_MATERIAL FOR THIS TASK_:
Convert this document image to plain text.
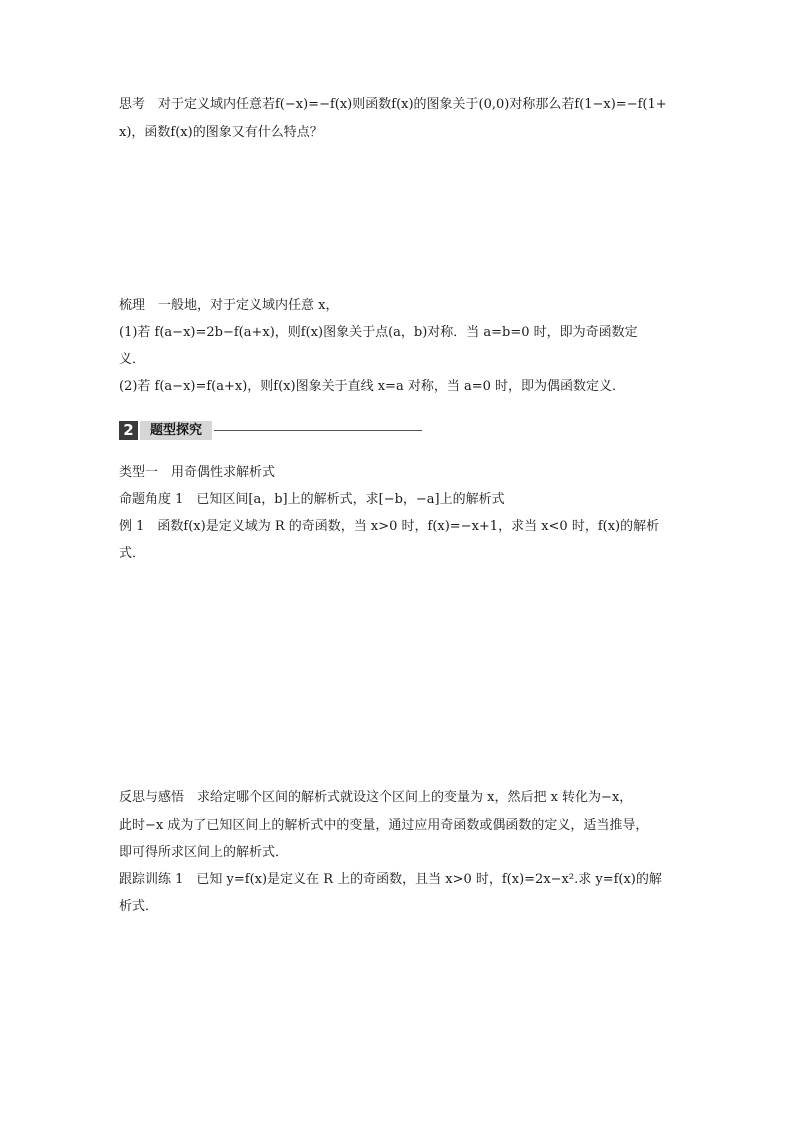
思考　对于定义域内任意若f(−x)=−f(x)则函数f(x)的图象关于(0,0)对称那么若f(1−x)=−f(1+
x)，函数f(x)的图象又有什么特点？
梳理　一般地，对于定义域内任意 x，
(1)若 f(a−x)=2b−f(a+x)，则f(x)图象关于点(a，b)对称．当 a=b=0 时，即为奇函数定
义．
(2)若 f(a−x)=f(a+x)，则f(x)图象关于直线 x=a 对称，当 a=0 时，即为偶函数定义．
2	题型探究
类型一　用奇偶性求解析式
命题角度 1　已知区间[a，b]上的解析式，求[−b，−a]上的解析式
例 1　函数f(x)是定义域为 R 的奇函数，当 x>0 时，f(x)=−x+1，求当 x<0 时，f(x)的解析
式．
反思与感悟　求给定哪个区间的解析式就设这个区间上的变量为 x，然后把 x 转化为−x，
此时−x 成为了已知区间上的解析式中的变量，通过应用奇函数或偶函数的定义，适当推导，
即可得所求区间上的解析式．
跟踪训练 1　已知 y=f(x)是定义在 R 上的奇函数，且当 x>0 时，f(x)=2x−x².求 y=f(x)的解
析式．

_TASK DESCRIPTION_: Write out the records above once more, word for word, with no pictures.

_RESULT OF THIS EXERCISE_:
Convert this document image to plain text.
思考　对于定义域内任意若f(−x)=−f(x)则函数f(x)的图象关于(0,0)对称那么若f(1−x)=−f(1+
x)，函数f(x)的图象又有什么特点？
梳理　一般地，对于定义域内任意 x，
(1)若 f(a−x)=2b−f(a+x)，则f(x)图象关于点(a，b)对称．当 a=b=0 时，即为奇函数定
义．
(2)若 f(a−x)=f(a+x)，则f(x)图象关于直线 x=a 对称，当 a=0 时，即为偶函数定义．
2	题型探究
类型一　用奇偶性求解析式
命题角度 1　已知区间[a，b]上的解析式，求[−b，−a]上的解析式
例 1　函数f(x)是定义域为 R 的奇函数，当 x>0 时，f(x)=−x+1，求当 x<0 时，f(x)的解析
式．
反思与感悟　求给定哪个区间的解析式就设这个区间上的变量为 x，然后把 x 转化为−x，
此时−x 成为了已知区间上的解析式中的变量，通过应用奇函数或偶函数的定义，适当推导，
即可得所求区间上的解析式．
跟踪训练 1　已知 y=f(x)是定义在 R 上的奇函数，且当 x>0 时，f(x)=2x−x².求 y=f(x)的解
析式．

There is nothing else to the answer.